--- START Text block ---

WARNING: multiple messages have this Message-ID (diff)
From: Peter Hornyack <peterhornyack@google.com>
To: "Denis V. Lunev" <den@openvz.org>
Cc: Andrey Smetanin <asmetanin@virtuozzo.com>,
	Gleb Natapov <gleb@kernel.org>,
	qemu-devel@nongnu.org, kvm@vger.kernel.org,
	Paolo Bonzini <pbonzini@redhat.com>
Subject: Re: [PATCH 1/2] kvm/x86: Hyper-V based guest crash data handling
Date: Fri, 12 Jun 2015 15:55:10 -0700	[thread overview]
Message-ID: <CA+0KQ4OC=5kw+OMsAdF88ibAGD_5B6J1tjPC7X6vKWJNQY3BnA@mail.gmail.com> (raw)
In-Reply-To: <1434028716-6767-2-git-send-email-den@openvz.org>

[-- Attachment #1: Type: text/plain, Size: 14509 bytes --]

Hi Denis, Andrey, I have a few comments and questions.

On Thu, Jun 11, 2015 at 6:18 AM, Denis V. Lunev <den@openvz.org> wrote:

> From: Andrey Smetanin <asmetanin@virtuozzo.com>
>
> Windows 2012 guests can notify hypervisor about occurred guest crash
> (Windows bugcheck(BSOD)) by writing specific Hyper-V msrs. This patch does
> handling of this MSR's by KVM and sending notification to user space that
> allows to gather Windows guest crash dump by QEMU/LIBVIRT.
>
> The idea is to provide functionality equal to pvpanic device without
> QEMU guest agent for Windows.

--- END Text block ---
--- START Collected material ---

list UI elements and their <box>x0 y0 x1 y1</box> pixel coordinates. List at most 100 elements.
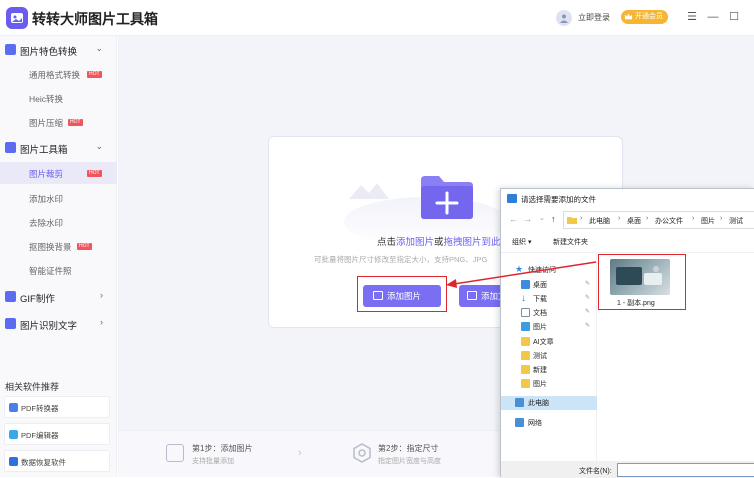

--- END Collected material ---

Problem to solve »
Please repeat, word for word, the part of the mailing-list reply that opens with the words "[-- Attachment #1: Type: text/plain, Size: 14509" and closes with "dump by QEMU/LIBVIRT.". The listing plays no part here.

Response »
[-- Attachment #1: Type: text/plain, Size: 14509 bytes --]

Hi Denis, Andrey, I have a few comments and questions.

On Thu, Jun 11, 2015 at 6:18 AM, Denis V. Lunev <den@openvz.org> wrote:

> From: Andrey Smetanin <asmetanin@virtuozzo.com>
>
> Windows 2012 guests can notify hypervisor about occurred guest crash
> (Windows bugcheck(BSOD)) by writing specific Hyper-V msrs. This patch does
> handling of this MSR's by KVM and sending notification to user space that
> allows to gather Windows guest crash dump by QEMU/LIBVIRT.